*Written exercise*
Please write out every line of the listing below word for word.

*Task inputs*
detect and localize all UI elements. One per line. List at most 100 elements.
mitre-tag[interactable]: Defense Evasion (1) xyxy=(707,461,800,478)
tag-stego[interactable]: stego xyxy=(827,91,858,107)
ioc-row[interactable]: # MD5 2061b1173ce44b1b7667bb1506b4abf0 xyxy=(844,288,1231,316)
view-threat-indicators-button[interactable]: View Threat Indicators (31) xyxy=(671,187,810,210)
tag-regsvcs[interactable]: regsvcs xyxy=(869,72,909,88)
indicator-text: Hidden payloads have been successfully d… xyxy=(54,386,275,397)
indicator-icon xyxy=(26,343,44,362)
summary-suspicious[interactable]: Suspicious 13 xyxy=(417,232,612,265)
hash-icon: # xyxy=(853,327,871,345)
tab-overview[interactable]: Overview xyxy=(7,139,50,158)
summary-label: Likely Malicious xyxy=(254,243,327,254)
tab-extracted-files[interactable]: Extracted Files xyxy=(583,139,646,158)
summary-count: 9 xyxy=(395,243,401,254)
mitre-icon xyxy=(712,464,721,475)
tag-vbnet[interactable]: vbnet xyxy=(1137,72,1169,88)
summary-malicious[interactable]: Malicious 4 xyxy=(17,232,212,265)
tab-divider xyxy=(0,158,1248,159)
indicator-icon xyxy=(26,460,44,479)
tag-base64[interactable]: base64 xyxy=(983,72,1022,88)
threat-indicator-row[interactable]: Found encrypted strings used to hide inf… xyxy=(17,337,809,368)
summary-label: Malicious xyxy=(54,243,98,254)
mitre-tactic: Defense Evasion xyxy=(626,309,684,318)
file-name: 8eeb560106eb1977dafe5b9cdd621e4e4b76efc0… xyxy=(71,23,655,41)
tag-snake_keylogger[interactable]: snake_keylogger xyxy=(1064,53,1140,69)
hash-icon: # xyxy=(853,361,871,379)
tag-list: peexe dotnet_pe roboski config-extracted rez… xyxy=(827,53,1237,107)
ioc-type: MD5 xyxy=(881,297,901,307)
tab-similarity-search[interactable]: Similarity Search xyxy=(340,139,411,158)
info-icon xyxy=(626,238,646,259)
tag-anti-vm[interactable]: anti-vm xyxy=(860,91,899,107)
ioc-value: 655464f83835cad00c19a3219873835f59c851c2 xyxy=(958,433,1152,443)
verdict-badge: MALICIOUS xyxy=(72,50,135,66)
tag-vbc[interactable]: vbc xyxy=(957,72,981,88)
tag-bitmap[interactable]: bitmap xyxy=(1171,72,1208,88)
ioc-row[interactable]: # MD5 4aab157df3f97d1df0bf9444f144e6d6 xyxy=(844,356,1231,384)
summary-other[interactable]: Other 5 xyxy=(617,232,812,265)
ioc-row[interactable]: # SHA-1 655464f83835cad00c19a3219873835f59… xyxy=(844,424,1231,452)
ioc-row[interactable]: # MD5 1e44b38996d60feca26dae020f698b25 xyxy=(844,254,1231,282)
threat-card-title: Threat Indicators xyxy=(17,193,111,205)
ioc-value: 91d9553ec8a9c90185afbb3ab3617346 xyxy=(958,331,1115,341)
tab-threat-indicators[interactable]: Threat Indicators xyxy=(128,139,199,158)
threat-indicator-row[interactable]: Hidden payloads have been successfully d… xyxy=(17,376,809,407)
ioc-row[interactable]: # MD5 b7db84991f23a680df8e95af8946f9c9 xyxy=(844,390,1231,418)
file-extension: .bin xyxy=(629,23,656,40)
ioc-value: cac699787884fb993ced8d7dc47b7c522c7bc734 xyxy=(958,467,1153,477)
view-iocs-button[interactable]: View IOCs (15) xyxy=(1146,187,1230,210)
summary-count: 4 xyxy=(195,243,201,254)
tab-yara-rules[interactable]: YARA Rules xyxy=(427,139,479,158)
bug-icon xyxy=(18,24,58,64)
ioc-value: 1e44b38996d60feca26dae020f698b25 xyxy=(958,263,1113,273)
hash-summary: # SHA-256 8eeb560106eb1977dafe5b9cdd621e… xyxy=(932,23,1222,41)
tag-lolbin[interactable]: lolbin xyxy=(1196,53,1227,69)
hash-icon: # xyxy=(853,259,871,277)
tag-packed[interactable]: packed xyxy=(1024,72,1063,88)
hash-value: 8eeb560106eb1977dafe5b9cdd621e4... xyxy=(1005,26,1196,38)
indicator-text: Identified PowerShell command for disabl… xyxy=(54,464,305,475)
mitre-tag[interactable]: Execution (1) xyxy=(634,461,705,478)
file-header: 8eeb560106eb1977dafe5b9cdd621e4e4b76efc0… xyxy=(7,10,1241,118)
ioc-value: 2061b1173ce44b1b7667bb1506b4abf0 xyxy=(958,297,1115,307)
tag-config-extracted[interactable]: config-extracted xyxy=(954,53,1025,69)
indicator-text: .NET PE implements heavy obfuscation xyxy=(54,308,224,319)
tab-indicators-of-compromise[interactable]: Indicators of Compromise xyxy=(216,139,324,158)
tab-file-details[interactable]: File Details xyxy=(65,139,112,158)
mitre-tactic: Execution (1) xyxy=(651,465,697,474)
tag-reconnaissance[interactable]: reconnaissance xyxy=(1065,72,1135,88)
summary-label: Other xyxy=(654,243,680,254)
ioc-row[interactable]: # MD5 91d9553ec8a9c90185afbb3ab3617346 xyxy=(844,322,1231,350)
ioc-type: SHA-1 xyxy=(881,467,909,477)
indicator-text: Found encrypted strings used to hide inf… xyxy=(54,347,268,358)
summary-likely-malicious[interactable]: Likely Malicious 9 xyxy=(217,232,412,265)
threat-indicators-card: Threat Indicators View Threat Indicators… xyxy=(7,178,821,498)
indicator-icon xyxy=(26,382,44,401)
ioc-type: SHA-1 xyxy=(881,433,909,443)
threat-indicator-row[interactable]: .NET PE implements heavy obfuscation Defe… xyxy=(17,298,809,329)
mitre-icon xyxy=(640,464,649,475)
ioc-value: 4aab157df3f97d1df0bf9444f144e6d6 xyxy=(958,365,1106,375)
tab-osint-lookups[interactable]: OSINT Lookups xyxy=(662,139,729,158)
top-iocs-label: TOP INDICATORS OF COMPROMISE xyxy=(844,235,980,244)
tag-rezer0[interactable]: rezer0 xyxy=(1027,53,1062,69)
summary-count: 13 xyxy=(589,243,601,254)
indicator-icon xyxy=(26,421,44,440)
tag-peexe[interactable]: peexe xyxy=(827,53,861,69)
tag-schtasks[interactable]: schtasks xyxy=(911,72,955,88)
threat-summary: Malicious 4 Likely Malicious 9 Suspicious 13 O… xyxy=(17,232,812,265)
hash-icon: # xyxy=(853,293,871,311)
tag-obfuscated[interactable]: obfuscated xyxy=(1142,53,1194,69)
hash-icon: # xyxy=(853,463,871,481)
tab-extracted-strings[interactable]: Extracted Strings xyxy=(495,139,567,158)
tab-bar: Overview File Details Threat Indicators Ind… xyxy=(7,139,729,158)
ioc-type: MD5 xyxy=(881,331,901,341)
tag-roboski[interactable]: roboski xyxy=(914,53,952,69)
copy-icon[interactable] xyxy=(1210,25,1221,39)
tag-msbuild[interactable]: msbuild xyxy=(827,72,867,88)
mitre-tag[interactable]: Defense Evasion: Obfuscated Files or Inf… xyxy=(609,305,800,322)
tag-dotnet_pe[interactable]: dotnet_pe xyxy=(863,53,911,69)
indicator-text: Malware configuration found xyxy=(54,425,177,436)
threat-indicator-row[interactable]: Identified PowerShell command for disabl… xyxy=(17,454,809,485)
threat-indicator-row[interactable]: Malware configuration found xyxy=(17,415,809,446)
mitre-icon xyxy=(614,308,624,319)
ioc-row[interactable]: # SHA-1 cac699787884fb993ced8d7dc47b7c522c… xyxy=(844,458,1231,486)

*Written response*
detect and localize all UI elements. One per line. List at most 100 elements.
mitre-tag[interactable]: Defense Evasion (1) xyxy=(707,461,800,478)
tag-stego[interactable]: stego xyxy=(827,91,858,107)
ioc-row[interactable]: # MD5 2061b1173ce44b1b7667bb1506b4abf0 xyxy=(844,288,1231,316)
view-threat-indicators-button[interactable]: View Threat Indicators (31) xyxy=(671,187,810,210)
tag-regsvcs[interactable]: regsvcs xyxy=(869,72,909,88)
indicator-text: Hidden payloads have been successfully d… xyxy=(54,386,275,397)
indicator-icon xyxy=(26,343,44,362)
summary-suspicious[interactable]: Suspicious 13 xyxy=(417,232,612,265)
hash-icon: # xyxy=(853,327,871,345)
tab-overview[interactable]: Overview xyxy=(7,139,50,158)
summary-label: Likely Malicious xyxy=(254,243,327,254)
tab-extracted-files[interactable]: Extracted Files xyxy=(583,139,646,158)
summary-count: 9 xyxy=(395,243,401,254)
mitre-icon xyxy=(712,464,721,475)
tag-vbnet[interactable]: vbnet xyxy=(1137,72,1169,88)
summary-malicious[interactable]: Malicious 4 xyxy=(17,232,212,265)
tab-divider xyxy=(0,158,1248,159)
indicator-icon xyxy=(26,460,44,479)
tag-base64[interactable]: base64 xyxy=(983,72,1022,88)
threat-indicator-row[interactable]: Found encrypted strings used to hide inf… xyxy=(17,337,809,368)
summary-label: Malicious xyxy=(54,243,98,254)
mitre-tactic: Defense Evasion xyxy=(626,309,684,318)
file-name: 8eeb560106eb1977dafe5b9cdd621e4e4b76efc0… xyxy=(71,23,655,41)
tag-snake_keylogger[interactable]: snake_keylogger xyxy=(1064,53,1140,69)
hash-icon: # xyxy=(853,361,871,379)
tag-list: peexe dotnet_pe roboski config-extracted rez… xyxy=(827,53,1237,107)
ioc-type: MD5 xyxy=(881,297,901,307)
tab-similarity-search[interactable]: Similarity Search xyxy=(340,139,411,158)
info-icon xyxy=(626,238,646,259)
tag-anti-vm[interactable]: anti-vm xyxy=(860,91,899,107)
ioc-value: 655464f83835cad00c19a3219873835f59c851c2 xyxy=(958,433,1152,443)
verdict-badge: MALICIOUS xyxy=(72,50,135,66)
tag-vbc[interactable]: vbc xyxy=(957,72,981,88)
tag-bitmap[interactable]: bitmap xyxy=(1171,72,1208,88)
ioc-row[interactable]: # MD5 4aab157df3f97d1df0bf9444f144e6d6 xyxy=(844,356,1231,384)
summary-other[interactable]: Other 5 xyxy=(617,232,812,265)
ioc-row[interactable]: # SHA-1 655464f83835cad00c19a3219873835f59… xyxy=(844,424,1231,452)
ioc-row[interactable]: # MD5 1e44b38996d60feca26dae020f698b25 xyxy=(844,254,1231,282)
threat-card-title: Threat Indicators xyxy=(17,193,111,205)
ioc-value: 91d9553ec8a9c90185afbb3ab3617346 xyxy=(958,331,1115,341)
tab-threat-indicators[interactable]: Threat Indicators xyxy=(128,139,199,158)
threat-indicator-row[interactable]: Hidden payloads have been successfully d… xyxy=(17,376,809,407)
ioc-row[interactable]: # MD5 b7db84991f23a680df8e95af8946f9c9 xyxy=(844,390,1231,418)
file-extension: .bin xyxy=(629,23,656,40)
ioc-value: cac699787884fb993ced8d7dc47b7c522c7bc734 xyxy=(958,467,1153,477)
view-iocs-button[interactable]: View IOCs (15) xyxy=(1146,187,1230,210)
summary-count: 4 xyxy=(195,243,201,254)
tab-yara-rules[interactable]: YARA Rules xyxy=(427,139,479,158)
bug-icon xyxy=(18,24,58,64)
ioc-value: 1e44b38996d60feca26dae020f698b25 xyxy=(958,263,1113,273)
hash-summary: # SHA-256 8eeb560106eb1977dafe5b9cdd621e… xyxy=(932,23,1222,41)
tag-lolbin[interactable]: lolbin xyxy=(1196,53,1227,69)
hash-icon: # xyxy=(853,259,871,277)
tag-packed[interactable]: packed xyxy=(1024,72,1063,88)
hash-value: 8eeb560106eb1977dafe5b9cdd621e4... xyxy=(1005,26,1196,38)
indicator-text: Identified PowerShell command for disabl… xyxy=(54,464,305,475)
mitre-tag[interactable]: Execution (1) xyxy=(634,461,705,478)
file-header: 8eeb560106eb1977dafe5b9cdd621e4e4b76efc0… xyxy=(7,10,1241,118)
ioc-value: 2061b1173ce44b1b7667bb1506b4abf0 xyxy=(958,297,1115,307)
tag-config-extracted[interactable]: config-extracted xyxy=(954,53,1025,69)
indicator-text: .NET PE implements heavy obfuscation xyxy=(54,308,224,319)
tab-indicators-of-compromise[interactable]: Indicators of Compromise xyxy=(216,139,324,158)
tab-file-details[interactable]: File Details xyxy=(65,139,112,158)
mitre-tactic: Execution (1) xyxy=(651,465,697,474)
tag-reconnaissance[interactable]: reconnaissance xyxy=(1065,72,1135,88)
summary-label: Other xyxy=(654,243,680,254)
ioc-row[interactable]: # MD5 91d9553ec8a9c90185afbb3ab3617346 xyxy=(844,322,1231,350)
ioc-type: SHA-1 xyxy=(881,467,909,477)
indicator-text: Found encrypted strings used to hide inf… xyxy=(54,347,268,358)
summary-likely-malicious[interactable]: Likely Malicious 9 xyxy=(217,232,412,265)
threat-indicators-card: Threat Indicators View Threat Indicators… xyxy=(7,178,821,498)
indicator-icon xyxy=(26,382,44,401)
ioc-type: SHA-1 xyxy=(881,433,909,443)
threat-indicator-row[interactable]: .NET PE implements heavy obfuscation Defe… xyxy=(17,298,809,329)
mitre-icon xyxy=(640,464,649,475)
ioc-value: 4aab157df3f97d1df0bf9444f144e6d6 xyxy=(958,365,1106,375)
tab-osint-lookups[interactable]: OSINT Lookups xyxy=(662,139,729,158)
top-iocs-label: TOP INDICATORS OF COMPROMISE xyxy=(844,235,980,244)
tag-rezer0[interactable]: rezer0 xyxy=(1027,53,1062,69)
summary-count: 13 xyxy=(589,243,601,254)
indicator-icon xyxy=(26,421,44,440)
tag-peexe[interactable]: peexe xyxy=(827,53,861,69)
tag-schtasks[interactable]: schtasks xyxy=(911,72,955,88)
threat-summary: Malicious 4 Likely Malicious 9 Suspicious 13 O… xyxy=(17,232,812,265)
hash-icon: # xyxy=(853,293,871,311)
tag-obfuscated[interactable]: obfuscated xyxy=(1142,53,1194,69)
hash-icon: # xyxy=(853,463,871,481)
tab-extracted-strings[interactable]: Extracted Strings xyxy=(495,139,567,158)
tab-bar: Overview File Details Threat Indicators Ind… xyxy=(7,139,729,158)
ioc-type: MD5 xyxy=(881,331,901,341)
tag-roboski[interactable]: roboski xyxy=(914,53,952,69)
copy-icon[interactable] xyxy=(1210,25,1221,39)
tag-msbuild[interactable]: msbuild xyxy=(827,72,867,88)
mitre-tag[interactable]: Defense Evasion: Obfuscated Files or Inf… xyxy=(609,305,800,322)
tag-dotnet_pe[interactable]: dotnet_pe xyxy=(863,53,911,69)
indicator-text: Malware configuration found xyxy=(54,425,177,436)
threat-indicator-row[interactable]: Identified PowerShell command for disabl… xyxy=(17,454,809,485)
threat-indicator-row[interactable]: Malware configuration found xyxy=(17,415,809,446)
mitre-icon xyxy=(614,308,624,319)
ioc-row[interactable]: # SHA-1 cac699787884fb993ced8d7dc47b7c522c… xyxy=(844,458,1231,486)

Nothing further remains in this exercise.